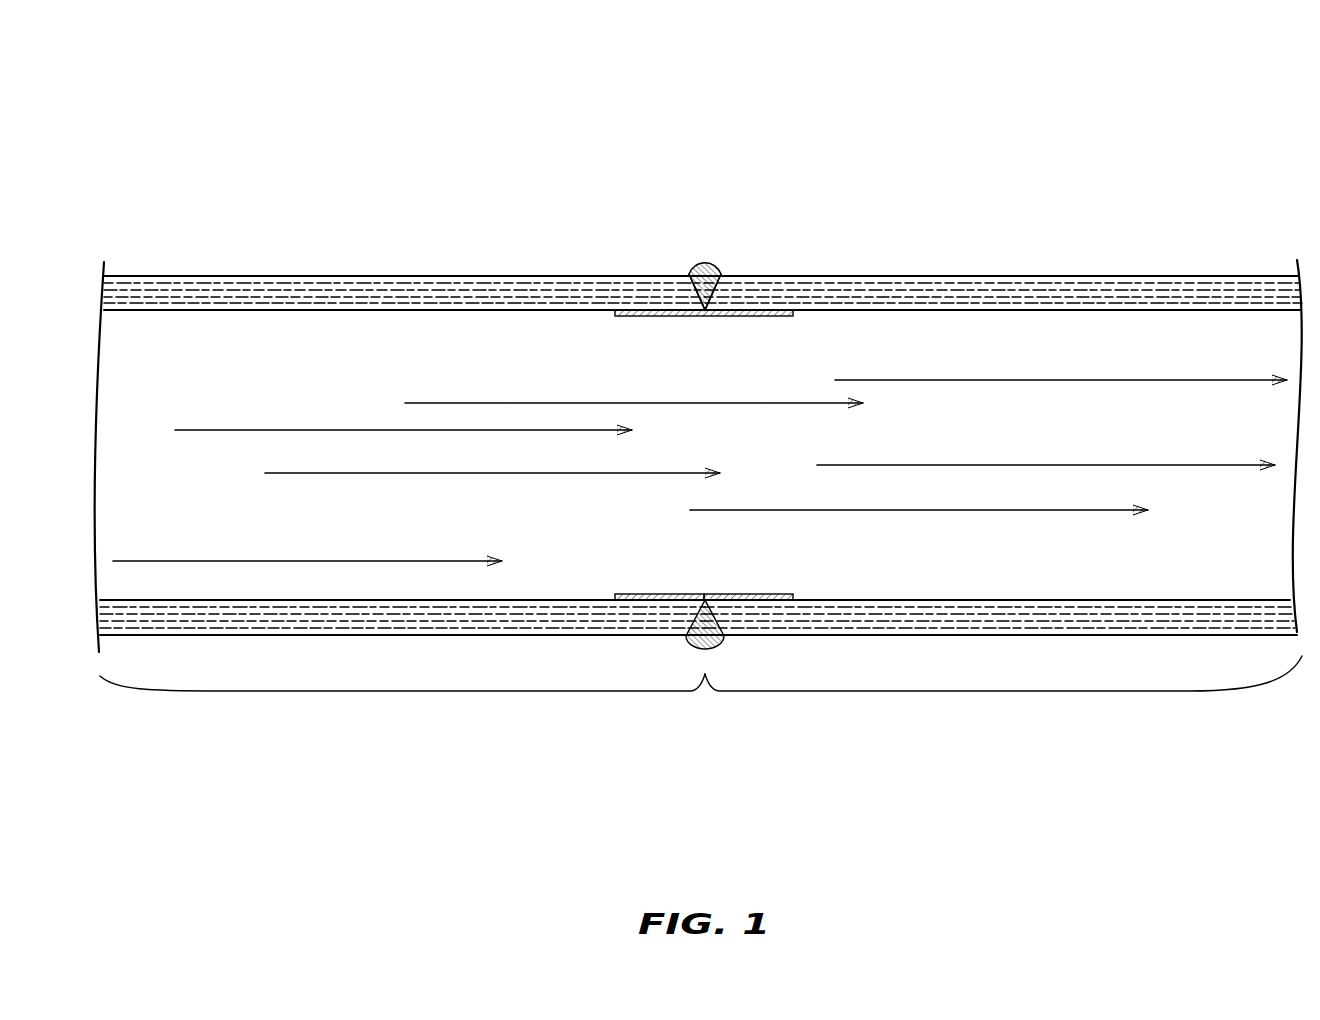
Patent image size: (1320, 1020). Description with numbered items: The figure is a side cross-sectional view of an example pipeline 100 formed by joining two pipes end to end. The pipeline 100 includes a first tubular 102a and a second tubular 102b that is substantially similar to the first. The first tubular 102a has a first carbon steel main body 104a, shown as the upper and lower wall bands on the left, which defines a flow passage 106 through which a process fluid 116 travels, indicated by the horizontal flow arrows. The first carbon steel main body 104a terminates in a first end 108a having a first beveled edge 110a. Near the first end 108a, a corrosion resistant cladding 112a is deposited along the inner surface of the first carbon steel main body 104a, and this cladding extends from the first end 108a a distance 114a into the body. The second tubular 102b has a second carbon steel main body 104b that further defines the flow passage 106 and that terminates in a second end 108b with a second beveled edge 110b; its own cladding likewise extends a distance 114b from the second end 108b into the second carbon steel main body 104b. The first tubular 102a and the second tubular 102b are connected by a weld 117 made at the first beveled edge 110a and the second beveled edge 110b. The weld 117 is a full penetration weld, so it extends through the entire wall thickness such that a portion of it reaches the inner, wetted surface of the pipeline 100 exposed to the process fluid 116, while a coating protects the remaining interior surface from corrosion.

The pipeline 100 is at (238, 108).
The first tubular 102a is at (402, 712).
The second tubular 102b is at (1003, 703).
The first carbon steel main body 104a is at (292, 276).
The second carbon steel main body 104b is at (1065, 276).
The flow passage 106 is at (243, 519).
The first end 108a is at (654, 224).
The second end 108b is at (736, 236).
The first beveled edge 110a is at (690, 278).
The second beveled edge 110b is at (720, 280).
The corrosion resistant cladding 112a is at (666, 318).
The distance 114a is at (615, 596).
The distance 114b is at (794, 596).
The process fluid 116 is at (215, 428).
The weld 117 is at (703, 267).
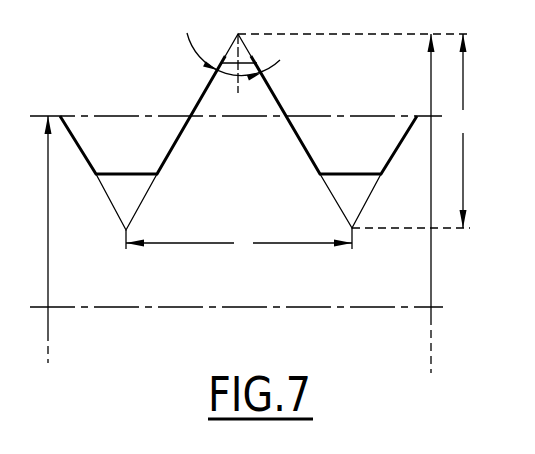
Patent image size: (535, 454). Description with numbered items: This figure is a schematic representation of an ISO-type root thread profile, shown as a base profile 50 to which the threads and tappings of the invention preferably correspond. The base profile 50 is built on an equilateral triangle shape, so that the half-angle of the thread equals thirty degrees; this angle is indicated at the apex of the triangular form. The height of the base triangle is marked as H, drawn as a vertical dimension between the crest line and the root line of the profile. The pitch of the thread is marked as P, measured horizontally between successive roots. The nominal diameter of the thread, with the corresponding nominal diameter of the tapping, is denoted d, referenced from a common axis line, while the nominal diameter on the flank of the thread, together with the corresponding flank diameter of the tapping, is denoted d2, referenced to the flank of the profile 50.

The base profile 50 is at (342, 73).
The height of the base triangle H is at (462, 131).
The nominal diameter of the thread d is at (453, 203).
The nominal diameter on the flank of the thread d2 is at (73, 239).
The pitch of the thread P is at (239, 241).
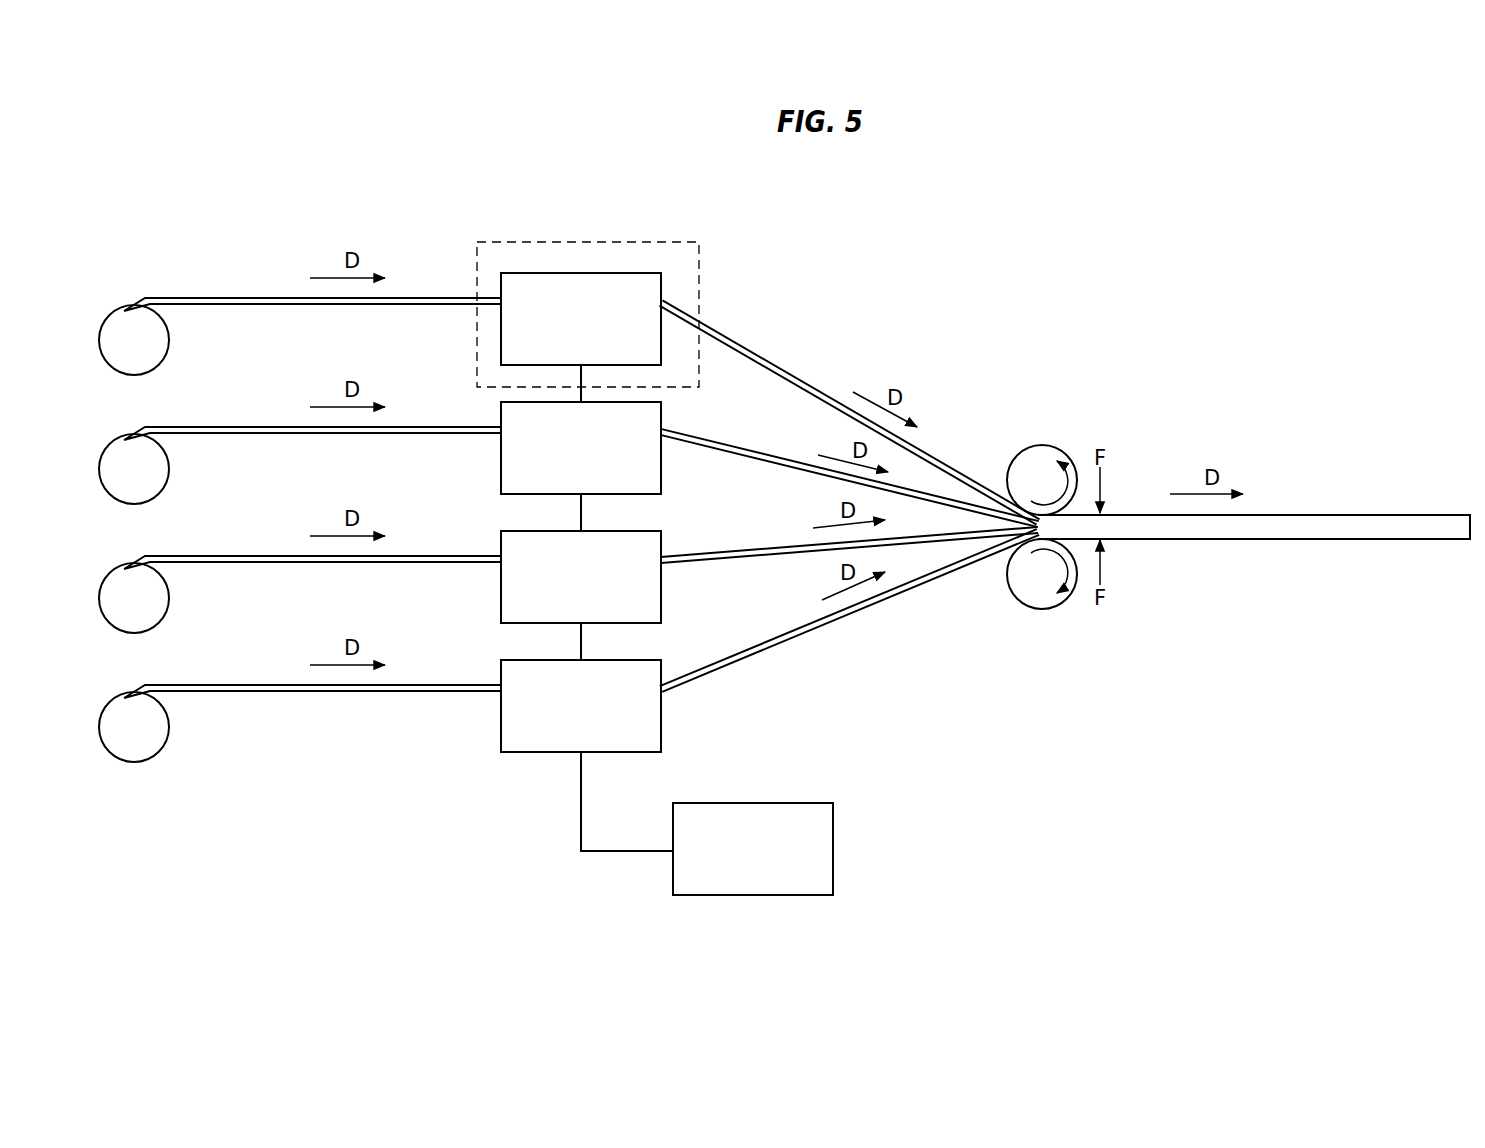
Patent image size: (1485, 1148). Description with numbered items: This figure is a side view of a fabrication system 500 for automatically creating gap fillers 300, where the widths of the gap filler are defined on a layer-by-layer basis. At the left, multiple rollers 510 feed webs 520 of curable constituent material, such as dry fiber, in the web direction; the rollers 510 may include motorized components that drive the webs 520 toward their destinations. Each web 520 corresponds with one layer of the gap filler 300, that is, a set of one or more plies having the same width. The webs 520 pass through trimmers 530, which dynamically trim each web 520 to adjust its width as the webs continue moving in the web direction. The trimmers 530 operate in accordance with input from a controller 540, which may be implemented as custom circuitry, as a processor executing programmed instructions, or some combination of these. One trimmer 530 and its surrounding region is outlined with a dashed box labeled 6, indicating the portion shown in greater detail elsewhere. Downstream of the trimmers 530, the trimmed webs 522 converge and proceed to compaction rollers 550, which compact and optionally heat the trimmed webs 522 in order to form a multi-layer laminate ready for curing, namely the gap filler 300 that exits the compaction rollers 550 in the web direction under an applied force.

The fabrication system 500 is at (1180, 250).
The rollers 510 is at (168, 355).
The webs 520 is at (252, 296).
The trimmed webs 522 is at (783, 368).
The trimmers 530 is at (581, 512).
The controller 540 is at (707, 823).
The compaction rollers 550 is at (1050, 445).
The gap filler 300 is at (1405, 515).
The detail region of FIG. 6 is at (699, 275).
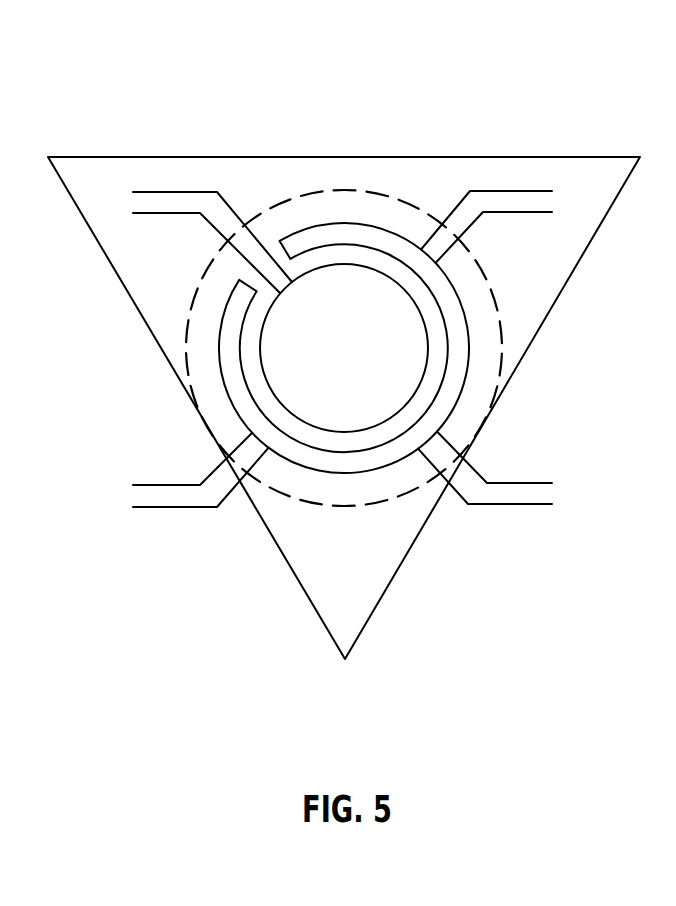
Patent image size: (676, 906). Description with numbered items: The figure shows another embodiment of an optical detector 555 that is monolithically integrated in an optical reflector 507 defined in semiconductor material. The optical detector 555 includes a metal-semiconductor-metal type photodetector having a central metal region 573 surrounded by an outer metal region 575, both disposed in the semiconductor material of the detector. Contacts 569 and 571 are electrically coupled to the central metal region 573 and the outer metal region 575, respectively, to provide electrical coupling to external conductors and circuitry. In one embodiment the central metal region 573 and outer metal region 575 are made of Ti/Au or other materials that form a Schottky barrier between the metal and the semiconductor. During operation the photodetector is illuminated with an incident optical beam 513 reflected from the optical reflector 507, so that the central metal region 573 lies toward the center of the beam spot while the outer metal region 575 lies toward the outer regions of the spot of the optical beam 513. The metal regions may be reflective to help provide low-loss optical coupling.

The optical detector 555 is at (493, 92).
The optical reflector 507 is at (102, 192).
The contact 569 is at (187, 192).
The contacts 571 is at (508, 191).
The optical beam 513 is at (193, 313).
The central metal region 573 is at (422, 318).
The outer metal region 575 is at (468, 338).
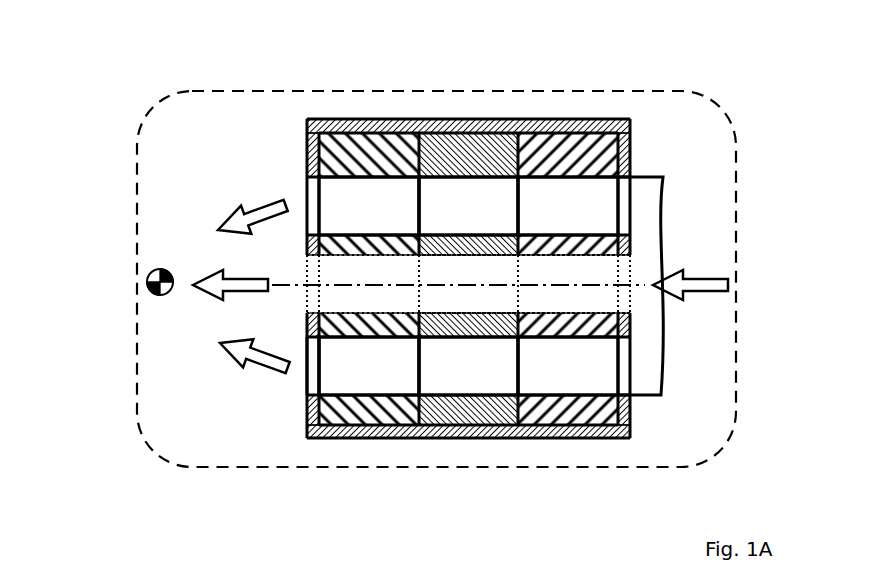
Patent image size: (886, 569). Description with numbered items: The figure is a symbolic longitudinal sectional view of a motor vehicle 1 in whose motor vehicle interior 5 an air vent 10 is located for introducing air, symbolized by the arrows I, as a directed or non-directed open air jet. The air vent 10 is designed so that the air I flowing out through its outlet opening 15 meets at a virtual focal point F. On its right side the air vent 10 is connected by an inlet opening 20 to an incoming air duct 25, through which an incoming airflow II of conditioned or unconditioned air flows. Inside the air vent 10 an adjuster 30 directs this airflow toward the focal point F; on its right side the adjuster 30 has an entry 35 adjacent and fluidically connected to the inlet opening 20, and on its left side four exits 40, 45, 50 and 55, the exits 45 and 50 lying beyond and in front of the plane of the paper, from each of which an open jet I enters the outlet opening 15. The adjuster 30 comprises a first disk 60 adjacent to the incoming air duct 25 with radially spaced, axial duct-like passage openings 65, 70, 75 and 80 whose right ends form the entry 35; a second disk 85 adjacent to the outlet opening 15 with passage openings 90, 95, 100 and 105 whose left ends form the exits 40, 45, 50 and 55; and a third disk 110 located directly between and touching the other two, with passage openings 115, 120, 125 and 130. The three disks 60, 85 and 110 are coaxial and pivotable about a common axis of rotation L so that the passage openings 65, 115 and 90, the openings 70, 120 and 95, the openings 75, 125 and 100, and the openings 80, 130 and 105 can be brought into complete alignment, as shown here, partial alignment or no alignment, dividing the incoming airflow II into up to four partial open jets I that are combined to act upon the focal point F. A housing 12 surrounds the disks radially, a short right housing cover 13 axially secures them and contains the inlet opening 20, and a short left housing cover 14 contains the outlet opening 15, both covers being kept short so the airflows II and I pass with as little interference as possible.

The motor vehicle 1 is at (475, 279).
The motor vehicle interior 5 is at (155, 427).
The air vent 10 is at (380, 200).
The housing 12 is at (562, 125).
The right housing cover 13 is at (633, 410).
The left housing cover 14 is at (307, 408).
The outlet opening 15 is at (316, 198).
The inlet opening 20 is at (668, 208).
The incoming air duct 25 is at (656, 193).
The adjuster 30 is at (448, 152).
The entry 35 is at (635, 177).
The exit 40 is at (305, 200).
The exit 45 is at (223, 299).
The exit 50 is at (307, 298).
The exit 55 is at (318, 378).
The first disk 60 is at (598, 410).
The passage opening 65 is at (603, 213).
The passage opening 70 is at (675, 299).
The passage opening 75 is at (603, 298).
The passage opening 80 is at (600, 367).
The second disk 85 is at (353, 380).
The passage opening 90 is at (395, 168).
The passage opening 95 is at (421, 469).
The passage opening 100 is at (308, 437).
The passage opening 105 is at (355, 297).
The third disk 110 is at (508, 408).
The passage opening 115 is at (488, 188).
The passage opening 120 is at (462, 384).
The passage opening 125 is at (442, 297).
The passage opening 130 is at (478, 372).
The open air jet I is at (218, 225).
The incoming airflow II is at (728, 285).
The virtual focal point F is at (146, 281).
The common axis of rotation L is at (605, 278).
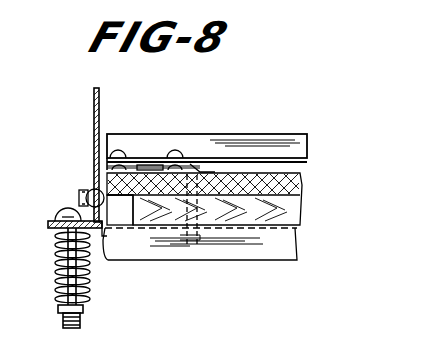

--------------------

**Instructions for the task:** Lay out the records in the stretch from the line containing "Patent image size: (535, 454)." through the line containing "The pitch of the thread P is at (239, 241)." as a two-column CSV with the columns text and answer. Use one row per record, and put each value in a single quoted field with its line breaks replaced by spaces.

**Final result:**
text,answer
"Patent image size: (535, 454). Description with numbered items: This figure is a schematic representation of an ISO-type root thread profile, shown as a base profile 50 to which the threads and tappings of the invention preferably correspond. The base profile 50 is built on an equilateral triangle shape, so that the half-angle of the thread equals thirty degrees; this angle is indicated at the apex of the triangular form. The height of the base triangle is marked as H, drawn as a vertical dimension between the crest line and the root line of the profile. The pitch of the thread is marked as P, measured horizontally between successive roots. The nominal diameter of the thread, with the corresponding nominal diameter of the tapping, is denoted d, referenced from a common axis line, while the nominal diameter on the flank of the thread, together with the corresponding flank diameter of the tapping, is denoted d2, referenced to the flank of the profile 50.","The base profile 50 is at (342, 73). The height of the base triangle H is at (462, 131). The nominal diameter of the thread d is at (453, 203). The nominal diameter on the flank of the thread d2 is at (73, 239). The pitch of the thread P is at (239, 241)."